** start SELECTION **
Units can be combined with prefixes to express multiples or submultiples, and can be combined algebraically (through multiplication and division) to form compound units.

A unit object in units.yaml typically has the following structure:

- identifiers:
  - id: unit_id
    type: type_identifier
  quantity_references:
  - id: quantity_id
    type: type_identifier
  names:
  - names
  root: true|false
  short: unit_short_name
  symbols:
  - id: symbol_id
    ascii: ASCII representation
    html: "HTML representation"
    mathml: "MathML representation"
    latex: "LaTeX representation"
    unicode: "Unicode representation"
  dimension_reference:
    id: dimension_id
    type: type_identifier
  unit_system_reference:
  - id: unit_system_id
    type: type_identifier
  # Optional fields for derived units:
  prefixed: true|false

  # Note: Use either root_units OR si_derived_bases, but not both together

  # Use root_units for composite units that include any non-SI or non-SI-derived units
  # root_units can also contain SI units
  root_units:
  - power: power_numerator
    unit_reference:
      id: unit_id
      type: type_identifier
    prefix_reference:
      id: prefix_id
      type: type_identifier

  # Use si_derived_bases only for composite units that use exclusively SI base units
  si_derived_bases:
  - power: power_numerator
    unit_reference:
      id: unit_id
      type: type_identifier
    prefix_reference:
      id: prefix_id
      type: type_identifier

For example:

- identifiers:
  - id: NISTu5
    type: nist
  quantity_references:
  - id: NISTq5
    type: nist
  names:
  - value: kelvin
    lang: en
  - value: kelvin
    lang: fr
  root: true
  short: kelvin
  symbols:
  - latex: "\\ensuremath{\\mathrm{K}}"
    unicode: K
    ascii: K
    html: K
    id: K
    mathml: "<mi mathvariant='normal'>K</mi>"
  - latex: "\\ensuremath{\\mathrm{^{\\circ}K}}"
    unicode: "°K"
    ascii: degK
    html: "&#176;K"
    id: degK
    mathml: "<mi mathvariant='normal'>&#176;K</mi>"
  dimension_reference:
    id: NISTd5
    type: nist
  unit_system_reference:
  - id: si-base
    type: unitsml

Scales

General

Scales define the mathematical properties of measurement systems and how values relate to each other. They specify important characteristics like whether a scale has a true zero point, whether equal intervals represent equal differences, or whether the scale uses logarithmic relationships.
** end SELECTION **
** start ENTRIES PROVIDED **
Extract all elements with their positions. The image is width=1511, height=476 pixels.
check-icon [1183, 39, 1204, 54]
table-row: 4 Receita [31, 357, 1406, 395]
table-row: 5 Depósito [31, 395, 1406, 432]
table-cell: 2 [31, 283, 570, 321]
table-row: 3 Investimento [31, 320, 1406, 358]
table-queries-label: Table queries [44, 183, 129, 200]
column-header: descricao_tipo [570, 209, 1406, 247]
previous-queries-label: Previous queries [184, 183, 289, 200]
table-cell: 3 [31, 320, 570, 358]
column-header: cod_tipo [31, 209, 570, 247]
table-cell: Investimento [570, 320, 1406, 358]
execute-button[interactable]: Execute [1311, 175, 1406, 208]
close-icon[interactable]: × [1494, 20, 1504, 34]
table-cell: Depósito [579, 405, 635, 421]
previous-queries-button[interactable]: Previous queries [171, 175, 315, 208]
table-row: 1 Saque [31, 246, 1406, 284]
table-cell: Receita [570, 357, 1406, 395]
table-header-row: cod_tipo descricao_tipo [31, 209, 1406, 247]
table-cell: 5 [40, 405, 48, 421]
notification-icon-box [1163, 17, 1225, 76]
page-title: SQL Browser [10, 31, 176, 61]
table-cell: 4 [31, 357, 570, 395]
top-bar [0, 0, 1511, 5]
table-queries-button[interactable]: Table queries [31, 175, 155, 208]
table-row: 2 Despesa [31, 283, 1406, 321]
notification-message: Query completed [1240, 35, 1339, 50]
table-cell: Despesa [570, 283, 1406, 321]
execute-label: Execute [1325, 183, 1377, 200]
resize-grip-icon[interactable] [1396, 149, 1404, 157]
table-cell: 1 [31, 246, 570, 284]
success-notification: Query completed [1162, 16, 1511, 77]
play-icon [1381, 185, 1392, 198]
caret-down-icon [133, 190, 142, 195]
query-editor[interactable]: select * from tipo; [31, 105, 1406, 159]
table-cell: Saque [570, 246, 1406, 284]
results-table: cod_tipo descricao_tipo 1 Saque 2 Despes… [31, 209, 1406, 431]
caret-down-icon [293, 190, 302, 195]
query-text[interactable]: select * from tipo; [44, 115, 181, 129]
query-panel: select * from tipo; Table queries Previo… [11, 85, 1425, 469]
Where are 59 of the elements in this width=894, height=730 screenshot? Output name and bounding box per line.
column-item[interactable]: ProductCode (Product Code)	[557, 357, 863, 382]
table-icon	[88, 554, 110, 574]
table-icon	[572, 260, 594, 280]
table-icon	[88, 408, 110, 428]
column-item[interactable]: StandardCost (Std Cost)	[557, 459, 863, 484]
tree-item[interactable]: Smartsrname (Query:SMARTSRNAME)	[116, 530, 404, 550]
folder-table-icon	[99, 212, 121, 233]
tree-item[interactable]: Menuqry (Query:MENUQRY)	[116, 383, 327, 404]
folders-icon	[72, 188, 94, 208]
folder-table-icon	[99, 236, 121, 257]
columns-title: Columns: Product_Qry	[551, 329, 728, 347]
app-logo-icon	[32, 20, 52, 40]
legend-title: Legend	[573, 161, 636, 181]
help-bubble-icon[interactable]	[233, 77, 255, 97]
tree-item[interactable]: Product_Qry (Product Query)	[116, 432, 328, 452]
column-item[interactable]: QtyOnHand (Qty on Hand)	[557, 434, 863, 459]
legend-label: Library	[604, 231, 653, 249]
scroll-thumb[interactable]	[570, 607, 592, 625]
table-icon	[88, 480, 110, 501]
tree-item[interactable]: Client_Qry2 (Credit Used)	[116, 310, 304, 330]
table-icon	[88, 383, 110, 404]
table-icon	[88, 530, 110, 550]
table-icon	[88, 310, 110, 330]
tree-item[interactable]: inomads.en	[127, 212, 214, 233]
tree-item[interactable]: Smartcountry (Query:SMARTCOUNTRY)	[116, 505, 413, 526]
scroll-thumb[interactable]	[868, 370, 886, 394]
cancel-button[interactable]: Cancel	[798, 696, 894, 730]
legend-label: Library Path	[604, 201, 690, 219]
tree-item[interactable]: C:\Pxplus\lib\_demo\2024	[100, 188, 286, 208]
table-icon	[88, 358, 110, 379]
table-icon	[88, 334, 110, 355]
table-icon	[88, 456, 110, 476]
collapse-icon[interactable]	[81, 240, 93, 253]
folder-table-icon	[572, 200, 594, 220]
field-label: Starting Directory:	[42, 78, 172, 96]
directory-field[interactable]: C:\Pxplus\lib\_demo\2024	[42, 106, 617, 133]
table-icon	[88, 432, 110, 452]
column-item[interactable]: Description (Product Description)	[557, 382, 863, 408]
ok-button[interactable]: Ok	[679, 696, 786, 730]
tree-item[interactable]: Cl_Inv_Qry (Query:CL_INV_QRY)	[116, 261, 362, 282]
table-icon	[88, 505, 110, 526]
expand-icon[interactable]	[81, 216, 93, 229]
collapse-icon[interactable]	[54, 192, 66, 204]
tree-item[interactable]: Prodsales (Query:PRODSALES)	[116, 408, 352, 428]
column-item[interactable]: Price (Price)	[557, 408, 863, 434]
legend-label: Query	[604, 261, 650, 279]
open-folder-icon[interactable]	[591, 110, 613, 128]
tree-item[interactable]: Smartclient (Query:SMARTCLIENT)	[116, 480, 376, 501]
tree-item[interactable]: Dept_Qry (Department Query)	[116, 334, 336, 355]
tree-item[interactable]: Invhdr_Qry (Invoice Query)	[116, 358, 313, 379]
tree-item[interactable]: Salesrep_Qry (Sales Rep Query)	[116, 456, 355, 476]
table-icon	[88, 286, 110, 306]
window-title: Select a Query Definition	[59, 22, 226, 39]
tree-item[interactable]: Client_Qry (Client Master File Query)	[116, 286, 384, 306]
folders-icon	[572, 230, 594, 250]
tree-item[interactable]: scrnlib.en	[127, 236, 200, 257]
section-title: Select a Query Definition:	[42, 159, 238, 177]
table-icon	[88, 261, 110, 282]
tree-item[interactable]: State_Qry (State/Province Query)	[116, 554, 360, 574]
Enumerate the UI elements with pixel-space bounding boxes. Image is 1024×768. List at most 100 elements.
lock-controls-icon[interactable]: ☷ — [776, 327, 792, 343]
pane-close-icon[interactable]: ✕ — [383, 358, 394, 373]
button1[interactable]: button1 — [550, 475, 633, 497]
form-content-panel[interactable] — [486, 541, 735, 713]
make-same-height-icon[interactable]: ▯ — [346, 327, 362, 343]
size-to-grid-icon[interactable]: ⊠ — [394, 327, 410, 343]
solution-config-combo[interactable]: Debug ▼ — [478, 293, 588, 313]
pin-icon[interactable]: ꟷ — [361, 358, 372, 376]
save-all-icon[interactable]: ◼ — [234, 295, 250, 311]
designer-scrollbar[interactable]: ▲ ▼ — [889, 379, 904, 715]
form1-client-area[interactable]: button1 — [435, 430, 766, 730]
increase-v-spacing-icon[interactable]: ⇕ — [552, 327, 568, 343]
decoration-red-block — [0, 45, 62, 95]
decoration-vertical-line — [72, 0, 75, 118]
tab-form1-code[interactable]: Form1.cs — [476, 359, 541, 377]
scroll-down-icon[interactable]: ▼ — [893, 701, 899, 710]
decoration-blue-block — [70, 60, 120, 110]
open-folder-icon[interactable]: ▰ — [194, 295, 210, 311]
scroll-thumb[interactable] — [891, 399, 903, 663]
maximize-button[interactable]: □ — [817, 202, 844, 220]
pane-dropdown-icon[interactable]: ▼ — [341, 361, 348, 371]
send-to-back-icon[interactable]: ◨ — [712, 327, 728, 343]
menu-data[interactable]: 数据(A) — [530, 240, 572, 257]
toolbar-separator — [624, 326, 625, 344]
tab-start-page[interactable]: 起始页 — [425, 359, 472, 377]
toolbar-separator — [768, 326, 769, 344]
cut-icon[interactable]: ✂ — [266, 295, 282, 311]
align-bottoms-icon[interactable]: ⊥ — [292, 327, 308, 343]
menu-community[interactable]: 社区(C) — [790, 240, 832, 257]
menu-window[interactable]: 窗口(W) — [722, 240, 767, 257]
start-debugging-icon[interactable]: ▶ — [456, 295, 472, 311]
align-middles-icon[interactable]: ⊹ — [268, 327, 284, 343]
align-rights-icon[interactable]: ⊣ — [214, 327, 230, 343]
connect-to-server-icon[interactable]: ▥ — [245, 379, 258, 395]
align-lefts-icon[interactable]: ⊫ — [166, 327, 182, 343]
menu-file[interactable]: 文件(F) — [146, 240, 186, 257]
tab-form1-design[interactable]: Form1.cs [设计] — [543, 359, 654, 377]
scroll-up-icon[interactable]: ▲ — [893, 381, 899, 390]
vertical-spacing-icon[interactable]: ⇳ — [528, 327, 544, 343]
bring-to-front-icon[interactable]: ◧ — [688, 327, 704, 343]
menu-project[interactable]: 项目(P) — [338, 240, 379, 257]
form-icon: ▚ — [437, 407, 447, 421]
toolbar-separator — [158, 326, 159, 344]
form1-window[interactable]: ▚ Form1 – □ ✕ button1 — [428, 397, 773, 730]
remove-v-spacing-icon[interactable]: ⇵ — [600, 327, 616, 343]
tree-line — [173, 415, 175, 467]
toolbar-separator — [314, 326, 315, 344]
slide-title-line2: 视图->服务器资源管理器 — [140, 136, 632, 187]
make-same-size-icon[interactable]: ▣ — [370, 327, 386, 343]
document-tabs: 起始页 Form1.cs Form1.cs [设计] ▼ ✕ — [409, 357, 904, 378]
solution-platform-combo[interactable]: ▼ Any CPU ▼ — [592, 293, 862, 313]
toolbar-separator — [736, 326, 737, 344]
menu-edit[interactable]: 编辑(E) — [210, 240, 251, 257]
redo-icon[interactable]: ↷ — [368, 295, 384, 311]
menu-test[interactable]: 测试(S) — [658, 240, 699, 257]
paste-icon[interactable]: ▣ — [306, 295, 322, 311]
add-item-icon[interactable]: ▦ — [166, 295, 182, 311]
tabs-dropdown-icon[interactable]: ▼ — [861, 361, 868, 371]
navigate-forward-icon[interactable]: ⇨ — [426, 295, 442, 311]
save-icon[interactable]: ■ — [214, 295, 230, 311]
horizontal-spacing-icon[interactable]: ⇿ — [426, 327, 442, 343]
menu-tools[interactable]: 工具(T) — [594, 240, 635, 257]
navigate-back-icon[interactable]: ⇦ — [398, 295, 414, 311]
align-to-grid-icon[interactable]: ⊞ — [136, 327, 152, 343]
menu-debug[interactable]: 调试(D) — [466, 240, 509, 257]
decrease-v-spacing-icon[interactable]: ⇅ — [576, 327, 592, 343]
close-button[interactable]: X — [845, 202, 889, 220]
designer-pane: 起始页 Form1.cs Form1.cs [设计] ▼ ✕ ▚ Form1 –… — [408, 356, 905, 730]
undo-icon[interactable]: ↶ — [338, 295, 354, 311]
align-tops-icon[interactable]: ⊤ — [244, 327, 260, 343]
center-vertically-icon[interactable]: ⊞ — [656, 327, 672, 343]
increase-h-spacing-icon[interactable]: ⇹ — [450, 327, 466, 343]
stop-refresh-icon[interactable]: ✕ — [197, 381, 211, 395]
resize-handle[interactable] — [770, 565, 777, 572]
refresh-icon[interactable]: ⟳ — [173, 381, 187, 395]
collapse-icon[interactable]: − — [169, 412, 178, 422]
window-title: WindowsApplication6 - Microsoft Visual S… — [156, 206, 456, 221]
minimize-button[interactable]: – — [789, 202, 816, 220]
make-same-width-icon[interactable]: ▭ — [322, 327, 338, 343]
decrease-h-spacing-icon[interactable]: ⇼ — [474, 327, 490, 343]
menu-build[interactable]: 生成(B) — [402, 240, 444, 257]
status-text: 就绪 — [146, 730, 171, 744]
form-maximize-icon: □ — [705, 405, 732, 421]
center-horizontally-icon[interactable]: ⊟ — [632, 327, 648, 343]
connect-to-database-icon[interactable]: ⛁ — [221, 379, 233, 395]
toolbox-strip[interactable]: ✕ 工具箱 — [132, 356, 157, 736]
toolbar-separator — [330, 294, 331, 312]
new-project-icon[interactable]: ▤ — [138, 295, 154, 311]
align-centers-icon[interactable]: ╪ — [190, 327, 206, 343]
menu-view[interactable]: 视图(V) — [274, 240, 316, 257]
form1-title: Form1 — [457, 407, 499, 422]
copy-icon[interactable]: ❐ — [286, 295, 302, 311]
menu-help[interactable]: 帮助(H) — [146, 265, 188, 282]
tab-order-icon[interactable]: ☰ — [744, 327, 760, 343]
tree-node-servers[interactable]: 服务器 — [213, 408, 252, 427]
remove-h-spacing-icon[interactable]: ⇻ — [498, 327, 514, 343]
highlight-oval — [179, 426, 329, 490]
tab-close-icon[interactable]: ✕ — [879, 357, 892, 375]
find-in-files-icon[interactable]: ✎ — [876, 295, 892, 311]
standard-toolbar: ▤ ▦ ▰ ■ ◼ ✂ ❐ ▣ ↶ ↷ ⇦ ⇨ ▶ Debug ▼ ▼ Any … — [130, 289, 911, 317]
** end ENTRIES PROVIDED **
__WRITTEN TASK 1__: Could you write out the units.yaml passage word for word, beginning at the words "Scales define the" and stopping after "uses logarithmic relationships."?
__WRITTEN TASK 2__: Could you extend the units.yaml passage beyond its last sentence?
The items play no role here.

__FINAL RESULT 1__:
Scales define the mathematical properties of measurement systems and how values relate to each other. They specify important characteristics like whether a scale has a true zero point, whether equal intervals represent equal differences, or whether the scale uses logarithmic relationships.

__FINAL RESULT 2__:
Understanding the scale type is crucial for proper interpretation of measurements and for determining what mathematical operations can legitimately be performed on the values.

On a ratio scale (like length), you can say that 10 meters is twice as long as 5 meters. On an interval scale (like Celsius temperature), 20°C is not "twice as hot" as 10°C.

UnitsDB defines several scale types including continuous ratio scales, continuous interval scales, logarithmic scales, and discrete scales, each with specific properties that determine how measurements should be interpreted and what mathematical operations are valid.

A scale object in scales.yaml typically has the following structure:

- identifiers:
  - id: scale_id
    type: type_identifier
  names:
  - scale_name
  short: short_name
  description:
  - description of scale type
  properties:
    continuous: true|false
    ordered: true|false
    logarithmic: true|false
    interval: true|false
    ratio: true|false

For example:

- identifiers:
  - id: continuous_ratio
    type: unitsml
  names:
  - continuous ratio scale
  short: continuous_ratio
  description:
  - A measurement scale with continuous values and a true zero point, allowing for ratio comparisons
  properties:
    continuous: true
    ordered: true
    logarithmic: false
    interval: true
    ratio: true
- identifiers:
  - id: logarithmic_ratio
    type: unitsml
  names:
  - logarithmic ratio scale
  short: logarithmic_ratio
  description:
  - A scale where equal ratios appear as equal intervals, with a zero point representing a reference value
  properties:
    continuous: true
    ordered: true
    logarithmic: true
    interval: true
    ratio: true

Units refer to scales using a scale_reference object:

scale_reference:
  id: scale_id
  type: type_identifier

Notes

The following scale types are currently defined:

continuous_ratio

A measurement scale with continuous values and a true zero point (most physical quantities)

continuous_interval

A measurement scale with continuous values but an arbitrary zero point (e.g., temperature in °C)

logarithmic_ratio

A logarithmic scale where equal ratios appear as equal intervals (e.g., decibels)

logarithmic_field

A logarithmic scale used for field quantities that uses natural logarithms (e.g., neper)

discrete

A scale consisting of discrete, countable values (e.g., bits)

Unit systems

General

Unit systems are coherent collections of units that are used together to express measurements in a consistent way. Each unit system has its own set of base units and derived units, organized according to specific principles.

The most widely used unit system is the International System of Units (SI), but the database also includes information about other unit systems and their relationships to SI.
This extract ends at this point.